------ Material provided ------
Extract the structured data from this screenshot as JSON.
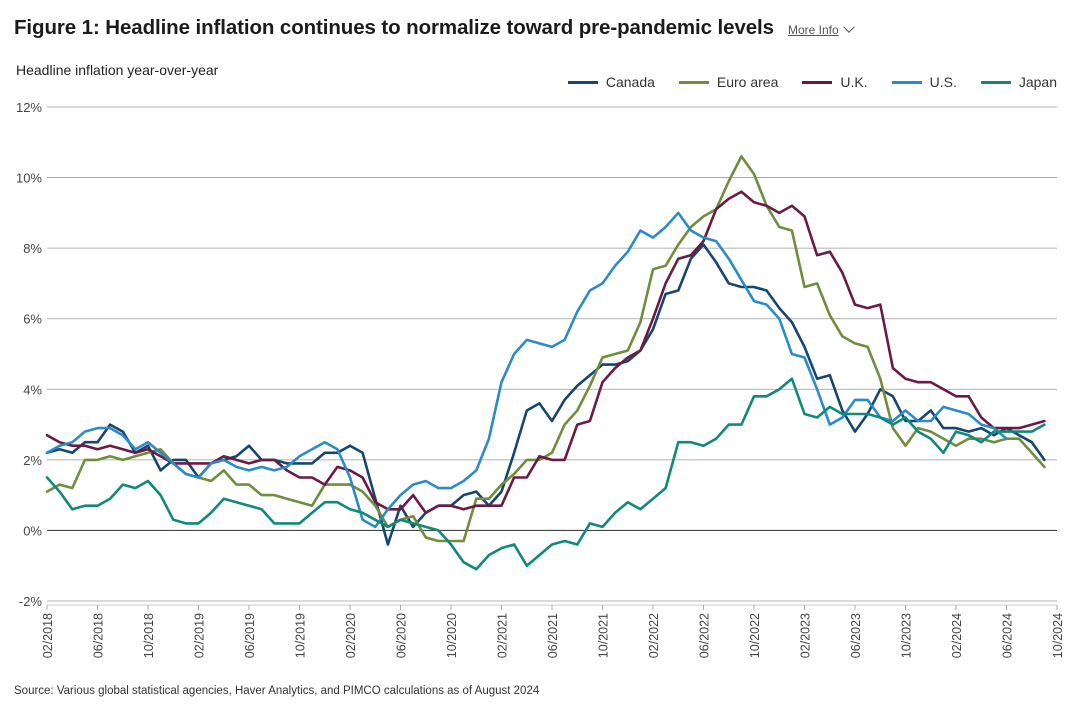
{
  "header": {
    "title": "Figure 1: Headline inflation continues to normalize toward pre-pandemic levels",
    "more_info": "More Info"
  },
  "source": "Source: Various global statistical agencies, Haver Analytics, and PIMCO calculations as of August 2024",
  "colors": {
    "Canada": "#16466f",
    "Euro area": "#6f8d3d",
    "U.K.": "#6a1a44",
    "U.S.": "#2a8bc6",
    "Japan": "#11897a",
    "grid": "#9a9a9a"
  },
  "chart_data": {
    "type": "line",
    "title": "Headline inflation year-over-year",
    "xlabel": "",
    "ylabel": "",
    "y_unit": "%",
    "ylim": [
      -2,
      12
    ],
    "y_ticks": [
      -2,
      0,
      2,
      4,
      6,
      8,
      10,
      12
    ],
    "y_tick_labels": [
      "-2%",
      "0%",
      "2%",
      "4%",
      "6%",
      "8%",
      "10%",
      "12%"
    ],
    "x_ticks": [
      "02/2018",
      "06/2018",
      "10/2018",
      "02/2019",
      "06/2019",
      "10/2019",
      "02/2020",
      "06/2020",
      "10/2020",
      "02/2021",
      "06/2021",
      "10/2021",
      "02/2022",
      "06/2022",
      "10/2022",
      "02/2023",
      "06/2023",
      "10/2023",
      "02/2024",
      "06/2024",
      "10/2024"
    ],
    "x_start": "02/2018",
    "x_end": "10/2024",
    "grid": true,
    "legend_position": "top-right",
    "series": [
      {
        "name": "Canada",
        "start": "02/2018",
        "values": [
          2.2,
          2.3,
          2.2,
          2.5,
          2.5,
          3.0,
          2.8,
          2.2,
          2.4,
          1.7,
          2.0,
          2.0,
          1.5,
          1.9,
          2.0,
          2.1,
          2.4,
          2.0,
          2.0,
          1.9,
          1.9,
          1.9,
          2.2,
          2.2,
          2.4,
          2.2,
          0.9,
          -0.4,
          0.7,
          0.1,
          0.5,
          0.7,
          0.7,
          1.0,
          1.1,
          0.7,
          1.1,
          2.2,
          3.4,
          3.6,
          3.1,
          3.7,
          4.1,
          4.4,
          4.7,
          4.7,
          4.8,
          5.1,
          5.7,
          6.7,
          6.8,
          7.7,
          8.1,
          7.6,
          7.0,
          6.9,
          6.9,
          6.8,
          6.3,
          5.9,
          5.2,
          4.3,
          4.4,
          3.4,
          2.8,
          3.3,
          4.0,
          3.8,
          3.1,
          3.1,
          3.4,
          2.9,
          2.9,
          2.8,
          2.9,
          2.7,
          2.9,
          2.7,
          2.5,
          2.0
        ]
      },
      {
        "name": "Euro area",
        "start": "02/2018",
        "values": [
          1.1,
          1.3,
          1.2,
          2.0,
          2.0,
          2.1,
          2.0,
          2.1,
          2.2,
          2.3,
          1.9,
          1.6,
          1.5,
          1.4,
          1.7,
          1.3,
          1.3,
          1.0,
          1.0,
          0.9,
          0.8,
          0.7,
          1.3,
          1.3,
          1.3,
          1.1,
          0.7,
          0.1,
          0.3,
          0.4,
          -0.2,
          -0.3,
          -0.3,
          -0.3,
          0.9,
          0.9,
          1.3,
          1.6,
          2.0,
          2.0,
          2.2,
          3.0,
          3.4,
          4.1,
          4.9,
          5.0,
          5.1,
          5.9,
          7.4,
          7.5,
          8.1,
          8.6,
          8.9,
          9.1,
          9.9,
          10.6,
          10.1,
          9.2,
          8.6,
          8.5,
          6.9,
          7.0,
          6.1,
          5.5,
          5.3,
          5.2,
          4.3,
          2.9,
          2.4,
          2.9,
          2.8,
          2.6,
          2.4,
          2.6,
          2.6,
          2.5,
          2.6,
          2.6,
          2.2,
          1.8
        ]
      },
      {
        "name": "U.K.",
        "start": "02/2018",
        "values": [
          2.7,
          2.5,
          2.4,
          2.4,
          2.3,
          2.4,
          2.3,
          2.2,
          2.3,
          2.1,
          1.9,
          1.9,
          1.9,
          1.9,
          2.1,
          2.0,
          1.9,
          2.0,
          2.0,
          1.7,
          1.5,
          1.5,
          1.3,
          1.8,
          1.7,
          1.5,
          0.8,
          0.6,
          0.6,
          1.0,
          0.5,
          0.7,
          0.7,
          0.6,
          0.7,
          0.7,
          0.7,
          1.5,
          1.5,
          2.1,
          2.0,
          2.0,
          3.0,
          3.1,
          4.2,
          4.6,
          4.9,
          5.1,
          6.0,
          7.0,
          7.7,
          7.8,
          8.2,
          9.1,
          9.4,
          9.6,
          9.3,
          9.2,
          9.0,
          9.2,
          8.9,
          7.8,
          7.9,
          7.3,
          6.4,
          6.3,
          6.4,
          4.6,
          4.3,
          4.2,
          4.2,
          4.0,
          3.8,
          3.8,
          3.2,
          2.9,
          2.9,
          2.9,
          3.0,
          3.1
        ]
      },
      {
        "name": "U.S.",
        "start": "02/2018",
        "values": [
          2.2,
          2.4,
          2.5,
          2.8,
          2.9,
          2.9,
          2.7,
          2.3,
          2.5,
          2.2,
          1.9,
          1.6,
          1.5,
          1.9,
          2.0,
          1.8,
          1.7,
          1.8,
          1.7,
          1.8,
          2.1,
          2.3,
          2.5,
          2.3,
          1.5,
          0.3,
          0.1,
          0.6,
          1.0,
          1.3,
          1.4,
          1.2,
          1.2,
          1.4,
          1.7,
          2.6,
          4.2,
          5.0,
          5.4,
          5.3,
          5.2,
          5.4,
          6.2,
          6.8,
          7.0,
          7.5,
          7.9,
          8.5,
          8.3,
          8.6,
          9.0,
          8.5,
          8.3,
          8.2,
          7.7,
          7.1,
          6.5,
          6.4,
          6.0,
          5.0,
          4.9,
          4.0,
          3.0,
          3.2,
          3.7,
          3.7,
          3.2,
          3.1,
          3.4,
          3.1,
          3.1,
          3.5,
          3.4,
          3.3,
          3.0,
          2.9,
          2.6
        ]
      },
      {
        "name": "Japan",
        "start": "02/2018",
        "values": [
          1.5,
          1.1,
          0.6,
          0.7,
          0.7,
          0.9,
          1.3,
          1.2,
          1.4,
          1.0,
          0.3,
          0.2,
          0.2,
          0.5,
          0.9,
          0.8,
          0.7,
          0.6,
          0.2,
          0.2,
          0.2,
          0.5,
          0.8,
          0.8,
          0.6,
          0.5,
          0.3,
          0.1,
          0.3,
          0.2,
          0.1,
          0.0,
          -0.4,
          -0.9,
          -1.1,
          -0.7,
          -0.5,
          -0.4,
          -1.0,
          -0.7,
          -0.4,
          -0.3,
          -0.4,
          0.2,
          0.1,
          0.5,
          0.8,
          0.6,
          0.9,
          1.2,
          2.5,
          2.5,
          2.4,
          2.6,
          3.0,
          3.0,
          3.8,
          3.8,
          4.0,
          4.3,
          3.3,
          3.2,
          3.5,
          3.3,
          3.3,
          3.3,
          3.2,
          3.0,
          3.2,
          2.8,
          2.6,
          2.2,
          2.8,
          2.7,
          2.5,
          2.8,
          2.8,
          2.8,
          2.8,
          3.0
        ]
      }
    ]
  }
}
------
------ Material provided ------
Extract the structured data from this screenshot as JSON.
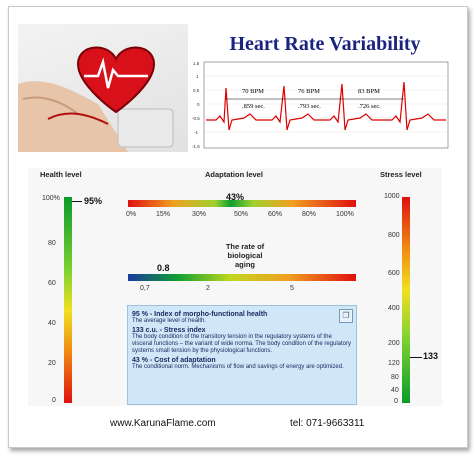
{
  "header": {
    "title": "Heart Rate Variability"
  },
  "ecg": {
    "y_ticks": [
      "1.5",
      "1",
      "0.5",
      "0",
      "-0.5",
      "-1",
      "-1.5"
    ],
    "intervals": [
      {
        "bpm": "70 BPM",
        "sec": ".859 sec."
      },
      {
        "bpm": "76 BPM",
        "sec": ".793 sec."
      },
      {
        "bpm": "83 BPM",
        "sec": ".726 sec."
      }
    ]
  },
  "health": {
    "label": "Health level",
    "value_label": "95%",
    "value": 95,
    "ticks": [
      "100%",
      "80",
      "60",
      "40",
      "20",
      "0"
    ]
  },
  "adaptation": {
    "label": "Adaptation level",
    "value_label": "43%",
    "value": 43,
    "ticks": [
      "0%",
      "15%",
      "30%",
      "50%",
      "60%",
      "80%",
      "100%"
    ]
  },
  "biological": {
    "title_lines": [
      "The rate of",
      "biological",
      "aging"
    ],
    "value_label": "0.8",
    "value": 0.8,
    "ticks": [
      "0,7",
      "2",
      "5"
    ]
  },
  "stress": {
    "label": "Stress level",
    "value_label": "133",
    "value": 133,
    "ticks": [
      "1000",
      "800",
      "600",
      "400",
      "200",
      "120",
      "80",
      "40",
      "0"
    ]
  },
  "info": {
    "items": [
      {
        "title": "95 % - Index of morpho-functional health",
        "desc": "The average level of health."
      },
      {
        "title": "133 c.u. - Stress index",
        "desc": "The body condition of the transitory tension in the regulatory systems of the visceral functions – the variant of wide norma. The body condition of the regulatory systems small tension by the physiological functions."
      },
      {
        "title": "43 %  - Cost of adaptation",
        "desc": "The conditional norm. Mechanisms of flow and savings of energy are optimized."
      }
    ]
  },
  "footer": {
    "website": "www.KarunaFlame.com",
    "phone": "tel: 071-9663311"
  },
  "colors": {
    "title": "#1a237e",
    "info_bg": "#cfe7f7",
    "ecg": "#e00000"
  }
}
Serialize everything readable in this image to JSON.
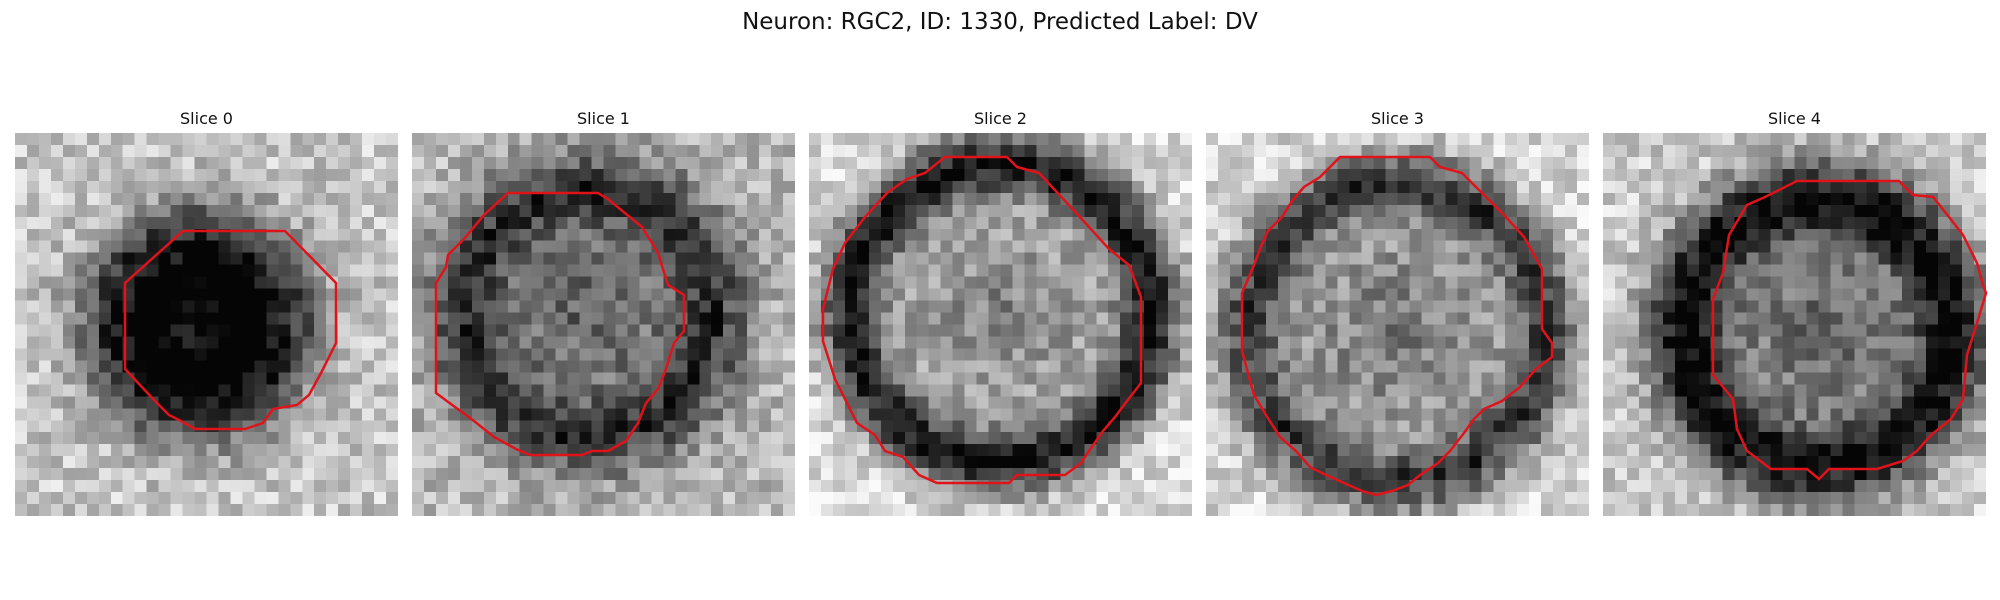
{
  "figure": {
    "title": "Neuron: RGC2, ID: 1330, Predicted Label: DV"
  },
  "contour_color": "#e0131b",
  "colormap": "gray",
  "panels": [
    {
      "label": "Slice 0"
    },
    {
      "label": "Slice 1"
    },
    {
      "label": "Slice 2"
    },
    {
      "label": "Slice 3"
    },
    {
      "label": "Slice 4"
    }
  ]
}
------
= Required work =
For the entries above, state how many lines contain the word "Headline". Provide the number by itself.

= Complete answer =
2